(Collected data)
+++

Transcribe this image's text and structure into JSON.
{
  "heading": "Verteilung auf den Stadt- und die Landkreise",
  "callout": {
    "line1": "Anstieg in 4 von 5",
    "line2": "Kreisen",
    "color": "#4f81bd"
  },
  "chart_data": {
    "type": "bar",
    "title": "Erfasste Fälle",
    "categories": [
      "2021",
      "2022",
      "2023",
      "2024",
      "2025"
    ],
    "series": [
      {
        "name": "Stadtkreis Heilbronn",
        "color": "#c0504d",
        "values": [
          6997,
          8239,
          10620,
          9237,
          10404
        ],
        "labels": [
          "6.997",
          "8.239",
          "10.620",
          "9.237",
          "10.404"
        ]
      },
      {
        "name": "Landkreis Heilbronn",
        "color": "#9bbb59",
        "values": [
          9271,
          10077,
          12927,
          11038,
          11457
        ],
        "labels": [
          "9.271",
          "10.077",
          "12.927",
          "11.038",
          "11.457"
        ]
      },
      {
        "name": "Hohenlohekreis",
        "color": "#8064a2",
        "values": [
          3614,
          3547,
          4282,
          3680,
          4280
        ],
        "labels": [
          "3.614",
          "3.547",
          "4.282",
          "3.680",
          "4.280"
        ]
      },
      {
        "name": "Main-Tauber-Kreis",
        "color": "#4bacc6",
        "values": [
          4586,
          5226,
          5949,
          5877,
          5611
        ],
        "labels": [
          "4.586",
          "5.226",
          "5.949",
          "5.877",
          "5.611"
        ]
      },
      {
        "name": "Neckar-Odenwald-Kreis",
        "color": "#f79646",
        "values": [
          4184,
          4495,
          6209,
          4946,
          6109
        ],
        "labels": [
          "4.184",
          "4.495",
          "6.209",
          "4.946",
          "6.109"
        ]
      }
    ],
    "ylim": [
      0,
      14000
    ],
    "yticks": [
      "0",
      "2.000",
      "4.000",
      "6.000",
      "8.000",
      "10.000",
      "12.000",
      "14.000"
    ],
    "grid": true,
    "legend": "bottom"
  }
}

+++

**Your goal:** Return the lines above exactly, keeping every word.

**Task answer:**
Transcribe this image's text and structure into JSON.
{
  "heading": "Verteilung auf den Stadt- und die Landkreise",
  "callout": {
    "line1": "Anstieg in 4 von 5",
    "line2": "Kreisen",
    "color": "#4f81bd"
  },
  "chart_data": {
    "type": "bar",
    "title": "Erfasste Fälle",
    "categories": [
      "2021",
      "2022",
      "2023",
      "2024",
      "2025"
    ],
    "series": [
      {
        "name": "Stadtkreis Heilbronn",
        "color": "#c0504d",
        "values": [
          6997,
          8239,
          10620,
          9237,
          10404
        ],
        "labels": [
          "6.997",
          "8.239",
          "10.620",
          "9.237",
          "10.404"
        ]
      },
      {
        "name": "Landkreis Heilbronn",
        "color": "#9bbb59",
        "values": [
          9271,
          10077,
          12927,
          11038,
          11457
        ],
        "labels": [
          "9.271",
          "10.077",
          "12.927",
          "11.038",
          "11.457"
        ]
      },
      {
        "name": "Hohenlohekreis",
        "color": "#8064a2",
        "values": [
          3614,
          3547,
          4282,
          3680,
          4280
        ],
        "labels": [
          "3.614",
          "3.547",
          "4.282",
          "3.680",
          "4.280"
        ]
      },
      {
        "name": "Main-Tauber-Kreis",
        "color": "#4bacc6",
        "values": [
          4586,
          5226,
          5949,
          5877,
          5611
        ],
        "labels": [
          "4.586",
          "5.226",
          "5.949",
          "5.877",
          "5.611"
        ]
      },
      {
        "name": "Neckar-Odenwald-Kreis",
        "color": "#f79646",
        "values": [
          4184,
          4495,
          6209,
          4946,
          6109
        ],
        "labels": [
          "4.184",
          "4.495",
          "6.209",
          "4.946",
          "6.109"
        ]
      }
    ],
    "ylim": [
      0,
      14000
    ],
    "yticks": [
      "0",
      "2.000",
      "4.000",
      "6.000",
      "8.000",
      "10.000",
      "12.000",
      "14.000"
    ],
    "grid": true,
    "legend": "bottom"
  }
}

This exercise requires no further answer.